### Exercise requirements
Return all of the entries exactly as written.

(Recorded data)
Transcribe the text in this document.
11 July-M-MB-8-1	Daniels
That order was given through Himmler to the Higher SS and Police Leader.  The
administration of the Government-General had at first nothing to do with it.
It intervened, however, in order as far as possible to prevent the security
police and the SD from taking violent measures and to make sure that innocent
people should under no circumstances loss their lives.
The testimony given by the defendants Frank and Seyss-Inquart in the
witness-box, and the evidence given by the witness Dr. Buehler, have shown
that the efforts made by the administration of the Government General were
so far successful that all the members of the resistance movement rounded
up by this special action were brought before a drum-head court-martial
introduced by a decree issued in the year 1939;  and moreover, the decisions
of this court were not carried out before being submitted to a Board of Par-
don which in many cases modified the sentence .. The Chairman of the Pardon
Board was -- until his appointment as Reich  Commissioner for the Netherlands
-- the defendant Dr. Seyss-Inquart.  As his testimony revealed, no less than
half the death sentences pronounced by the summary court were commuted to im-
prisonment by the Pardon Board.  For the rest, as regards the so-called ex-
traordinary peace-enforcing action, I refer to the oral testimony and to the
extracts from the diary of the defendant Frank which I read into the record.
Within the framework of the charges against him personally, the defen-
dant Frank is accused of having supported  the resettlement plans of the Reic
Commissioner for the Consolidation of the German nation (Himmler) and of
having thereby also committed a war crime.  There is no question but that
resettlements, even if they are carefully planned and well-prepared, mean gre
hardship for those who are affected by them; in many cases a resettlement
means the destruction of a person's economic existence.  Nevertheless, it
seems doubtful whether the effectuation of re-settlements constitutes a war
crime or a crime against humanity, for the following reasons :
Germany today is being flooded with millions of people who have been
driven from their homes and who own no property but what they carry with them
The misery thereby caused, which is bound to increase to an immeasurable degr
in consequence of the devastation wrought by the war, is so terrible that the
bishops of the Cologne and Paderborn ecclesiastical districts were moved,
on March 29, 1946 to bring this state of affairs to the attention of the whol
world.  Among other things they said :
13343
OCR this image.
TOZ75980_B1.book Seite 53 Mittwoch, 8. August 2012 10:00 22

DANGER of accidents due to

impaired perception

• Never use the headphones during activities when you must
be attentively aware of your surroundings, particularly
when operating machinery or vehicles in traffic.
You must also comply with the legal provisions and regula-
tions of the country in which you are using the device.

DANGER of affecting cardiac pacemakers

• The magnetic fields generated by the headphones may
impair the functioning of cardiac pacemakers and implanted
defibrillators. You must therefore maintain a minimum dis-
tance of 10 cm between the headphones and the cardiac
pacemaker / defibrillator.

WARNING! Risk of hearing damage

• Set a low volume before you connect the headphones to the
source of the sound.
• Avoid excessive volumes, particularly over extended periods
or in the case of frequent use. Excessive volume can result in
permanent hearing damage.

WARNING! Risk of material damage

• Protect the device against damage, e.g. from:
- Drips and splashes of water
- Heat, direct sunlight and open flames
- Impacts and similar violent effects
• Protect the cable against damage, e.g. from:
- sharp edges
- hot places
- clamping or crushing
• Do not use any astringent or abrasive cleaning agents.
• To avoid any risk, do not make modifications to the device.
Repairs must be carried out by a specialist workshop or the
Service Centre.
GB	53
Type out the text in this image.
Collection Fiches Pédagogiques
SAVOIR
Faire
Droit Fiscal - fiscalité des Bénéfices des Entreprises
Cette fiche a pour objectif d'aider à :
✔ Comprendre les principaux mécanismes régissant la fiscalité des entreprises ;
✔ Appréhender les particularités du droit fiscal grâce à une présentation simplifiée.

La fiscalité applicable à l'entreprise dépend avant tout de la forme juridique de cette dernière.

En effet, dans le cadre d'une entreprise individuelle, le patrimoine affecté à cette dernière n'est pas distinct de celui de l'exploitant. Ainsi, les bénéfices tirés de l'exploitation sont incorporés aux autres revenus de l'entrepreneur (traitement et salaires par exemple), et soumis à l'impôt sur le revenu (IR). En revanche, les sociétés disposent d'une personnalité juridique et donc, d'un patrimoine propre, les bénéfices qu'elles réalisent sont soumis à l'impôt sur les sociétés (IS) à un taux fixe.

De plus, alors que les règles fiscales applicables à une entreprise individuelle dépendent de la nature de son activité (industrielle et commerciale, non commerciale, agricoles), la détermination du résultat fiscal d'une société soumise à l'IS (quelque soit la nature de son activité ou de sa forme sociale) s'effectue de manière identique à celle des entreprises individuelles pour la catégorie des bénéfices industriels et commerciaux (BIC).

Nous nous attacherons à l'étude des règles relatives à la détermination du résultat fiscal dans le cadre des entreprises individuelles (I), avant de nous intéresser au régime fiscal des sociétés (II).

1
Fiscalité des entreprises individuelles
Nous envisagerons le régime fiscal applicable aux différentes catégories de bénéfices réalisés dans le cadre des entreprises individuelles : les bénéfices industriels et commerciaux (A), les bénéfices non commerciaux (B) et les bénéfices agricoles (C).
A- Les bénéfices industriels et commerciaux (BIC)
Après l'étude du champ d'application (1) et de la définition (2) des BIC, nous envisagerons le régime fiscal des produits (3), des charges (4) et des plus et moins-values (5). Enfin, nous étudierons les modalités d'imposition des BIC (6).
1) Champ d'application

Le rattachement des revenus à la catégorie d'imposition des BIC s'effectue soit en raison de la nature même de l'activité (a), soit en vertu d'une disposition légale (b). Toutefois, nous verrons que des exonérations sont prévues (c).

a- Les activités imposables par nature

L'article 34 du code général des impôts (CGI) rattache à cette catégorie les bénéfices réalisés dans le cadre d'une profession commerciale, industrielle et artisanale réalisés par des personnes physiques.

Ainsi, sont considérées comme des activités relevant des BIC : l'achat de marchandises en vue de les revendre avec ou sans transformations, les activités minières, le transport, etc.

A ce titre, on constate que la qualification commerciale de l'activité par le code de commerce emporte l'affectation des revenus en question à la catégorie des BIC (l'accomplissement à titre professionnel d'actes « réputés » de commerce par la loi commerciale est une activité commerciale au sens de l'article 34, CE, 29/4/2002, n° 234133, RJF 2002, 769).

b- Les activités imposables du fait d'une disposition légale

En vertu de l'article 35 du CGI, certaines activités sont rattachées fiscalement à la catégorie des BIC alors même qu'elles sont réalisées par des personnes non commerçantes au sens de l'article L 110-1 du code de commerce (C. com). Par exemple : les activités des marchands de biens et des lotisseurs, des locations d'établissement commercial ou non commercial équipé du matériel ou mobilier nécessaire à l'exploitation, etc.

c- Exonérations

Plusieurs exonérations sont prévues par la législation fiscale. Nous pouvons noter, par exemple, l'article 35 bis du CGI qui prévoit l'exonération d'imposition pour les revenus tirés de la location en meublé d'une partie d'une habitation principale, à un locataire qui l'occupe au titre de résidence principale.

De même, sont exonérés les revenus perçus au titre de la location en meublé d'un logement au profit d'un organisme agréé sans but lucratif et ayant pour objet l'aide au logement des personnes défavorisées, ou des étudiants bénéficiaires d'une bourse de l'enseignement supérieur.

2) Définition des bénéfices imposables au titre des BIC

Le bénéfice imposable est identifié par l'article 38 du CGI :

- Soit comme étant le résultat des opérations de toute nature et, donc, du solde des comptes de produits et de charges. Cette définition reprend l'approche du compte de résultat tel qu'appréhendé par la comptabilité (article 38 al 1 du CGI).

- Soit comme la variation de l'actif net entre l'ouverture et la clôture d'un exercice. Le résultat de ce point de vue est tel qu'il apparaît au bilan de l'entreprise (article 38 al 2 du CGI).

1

### Answer to the task
Transcribe the text in this document.
11 July-M-MB-8-1	Daniels
That order was given through Himmler to the Higher SS and Police Leader.  The
administration of the Government-General had at first nothing to do with it.
It intervened, however, in order as far as possible to prevent the security
police and the SD from taking violent measures and to make sure that innocent
people should under no circumstances loss their lives.
The testimony given by the defendants Frank and Seyss-Inquart in the
witness-box, and the evidence given by the witness Dr. Buehler, have shown
that the efforts made by the administration of the Government General were
so far successful that all the members of the resistance movement rounded
up by this special action were brought before a drum-head court-martial
introduced by a decree issued in the year 1939;  and moreover, the decisions
of this court were not carried out before being submitted to a Board of Par-
don which in many cases modified the sentence .. The Chairman of the Pardon
Board was -- until his appointment as Reich  Commissioner for the Netherlands
-- the defendant Dr. Seyss-Inquart.  As his testimony revealed, no less than
half the death sentences pronounced by the summary court were commuted to im-
prisonment by the Pardon Board.  For the rest, as regards the so-called ex-
traordinary peace-enforcing action, I refer to the oral testimony and to the
extracts from the diary of the defendant Frank which I read into the record.
Within the framework of the charges against him personally, the defen-
dant Frank is accused of having supported  the resettlement plans of the Reic
Commissioner for the Consolidation of the German nation (Himmler) and of
having thereby also committed a war crime.  There is no question but that
resettlements, even if they are carefully planned and well-prepared, mean gre
hardship for those who are affected by them; in many cases a resettlement
means the destruction of a person's economic existence.  Nevertheless, it
seems doubtful whether the effectuation of re-settlements constitutes a war
crime or a crime against humanity, for the following reasons :
Germany today is being flooded with millions of people who have been
driven from their homes and who own no property but what they carry with them
The misery thereby caused, which is bound to increase to an immeasurable degr
in consequence of the devastation wrought by the war, is so terrible that the
bishops of the Cologne and Paderborn ecclesiastical districts were moved,
on March 29, 1946 to bring this state of affairs to the attention of the whol
world.  Among other things they said :
13343
OCR this image.
TOZ75980_B1.book Seite 53 Mittwoch, 8. August 2012 10:00 22

DANGER of accidents due to

impaired perception

• Never use the headphones during activities when you must
be attentively aware of your surroundings, particularly
when operating machinery or vehicles in traffic.
You must also comply with the legal provisions and regula-
tions of the country in which you are using the device.

DANGER of affecting cardiac pacemakers

• The magnetic fields generated by the headphones may
impair the functioning of cardiac pacemakers and implanted
defibrillators. You must therefore maintain a minimum dis-
tance of 10 cm between the headphones and the cardiac
pacemaker / defibrillator.

WARNING! Risk of hearing damage

• Set a low volume before you connect the headphones to the
source of the sound.
• Avoid excessive volumes, particularly over extended periods
or in the case of frequent use. Excessive volume can result in
permanent hearing damage.

WARNING! Risk of material damage

• Protect the device against damage, e.g. from:
- Drips and splashes of water
- Heat, direct sunlight and open flames
- Impacts and similar violent effects
• Protect the cable against damage, e.g. from:
- sharp edges
- hot places
- clamping or crushing
• Do not use any astringent or abrasive cleaning agents.
• To avoid any risk, do not make modifications to the device.
Repairs must be carried out by a specialist workshop or the
Service Centre.
GB	53
Type out the text in this image.
Collection Fiches Pédagogiques
SAVOIR
Faire
Droit Fiscal - fiscalité des Bénéfices des Entreprises
Cette fiche a pour objectif d'aider à :
✔ Comprendre les principaux mécanismes régissant la fiscalité des entreprises ;
✔ Appréhender les particularités du droit fiscal grâce à une présentation simplifiée.

La fiscalité applicable à l'entreprise dépend avant tout de la forme juridique de cette dernière.

En effet, dans le cadre d'une entreprise individuelle, le patrimoine affecté à cette dernière n'est pas distinct de celui de l'exploitant. Ainsi, les bénéfices tirés de l'exploitation sont incorporés aux autres revenus de l'entrepreneur (traitement et salaires par exemple), et soumis à l'impôt sur le revenu (IR). En revanche, les sociétés disposent d'une personnalité juridique et donc, d'un patrimoine propre, les bénéfices qu'elles réalisent sont soumis à l'impôt sur les sociétés (IS) à un taux fixe.

De plus, alors que les règles fiscales applicables à une entreprise individuelle dépendent de la nature de son activité (industrielle et commerciale, non commerciale, agricoles), la détermination du résultat fiscal d'une société soumise à l'IS (quelque soit la nature de son activité ou de sa forme sociale) s'effectue de manière identique à celle des entreprises individuelles pour la catégorie des bénéfices industriels et commerciaux (BIC).

Nous nous attacherons à l'étude des règles relatives à la détermination du résultat fiscal dans le cadre des entreprises individuelles (I), avant de nous intéresser au régime fiscal des sociétés (II).

1
Fiscalité des entreprises individuelles
Nous envisagerons le régime fiscal applicable aux différentes catégories de bénéfices réalisés dans le cadre des entreprises individuelles : les bénéfices industriels et commerciaux (A), les bénéfices non commerciaux (B) et les bénéfices agricoles (C).
A- Les bénéfices industriels et commerciaux (BIC)
Après l'étude du champ d'application (1) et de la définition (2) des BIC, nous envisagerons le régime fiscal des produits (3), des charges (4) et des plus et moins-values (5). Enfin, nous étudierons les modalités d'imposition des BIC (6).
1) Champ d'application

Le rattachement des revenus à la catégorie d'imposition des BIC s'effectue soit en raison de la nature même de l'activité (a), soit en vertu d'une disposition légale (b). Toutefois, nous verrons que des exonérations sont prévues (c).

a- Les activités imposables par nature

L'article 34 du code général des impôts (CGI) rattache à cette catégorie les bénéfices réalisés dans le cadre d'une profession commerciale, industrielle et artisanale réalisés par des personnes physiques.

Ainsi, sont considérées comme des activités relevant des BIC : l'achat de marchandises en vue de les revendre avec ou sans transformations, les activités minières, le transport, etc.

A ce titre, on constate que la qualification commerciale de l'activité par le code de commerce emporte l'affectation des revenus en question à la catégorie des BIC (l'accomplissement à titre professionnel d'actes « réputés » de commerce par la loi commerciale est une activité commerciale au sens de l'article 34, CE, 29/4/2002, n° 234133, RJF 2002, 769).

b- Les activités imposables du fait d'une disposition légale

En vertu de l'article 35 du CGI, certaines activités sont rattachées fiscalement à la catégorie des BIC alors même qu'elles sont réalisées par des personnes non commerçantes au sens de l'article L 110-1 du code de commerce (C. com). Par exemple : les activités des marchands de biens et des lotisseurs, des locations d'établissement commercial ou non commercial équipé du matériel ou mobilier nécessaire à l'exploitation, etc.

c- Exonérations

Plusieurs exonérations sont prévues par la législation fiscale. Nous pouvons noter, par exemple, l'article 35 bis du CGI qui prévoit l'exonération d'imposition pour les revenus tirés de la location en meublé d'une partie d'une habitation principale, à un locataire qui l'occupe au titre de résidence principale.

De même, sont exonérés les revenus perçus au titre de la location en meublé d'un logement au profit d'un organisme agréé sans but lucratif et ayant pour objet l'aide au logement des personnes défavorisées, ou des étudiants bénéficiaires d'une bourse de l'enseignement supérieur.

2) Définition des bénéfices imposables au titre des BIC

Le bénéfice imposable est identifié par l'article 38 du CGI :

- Soit comme étant le résultat des opérations de toute nature et, donc, du solde des comptes de produits et de charges. Cette définition reprend l'approche du compte de résultat tel qu'appréhendé par la comptabilité (article 38 al 1 du CGI).

- Soit comme la variation de l'actif net entre l'ouverture et la clôture d'un exercice. Le résultat de ce point de vue est tel qu'il apparaît au bilan de l'entreprise (article 38 al 2 du CGI).

1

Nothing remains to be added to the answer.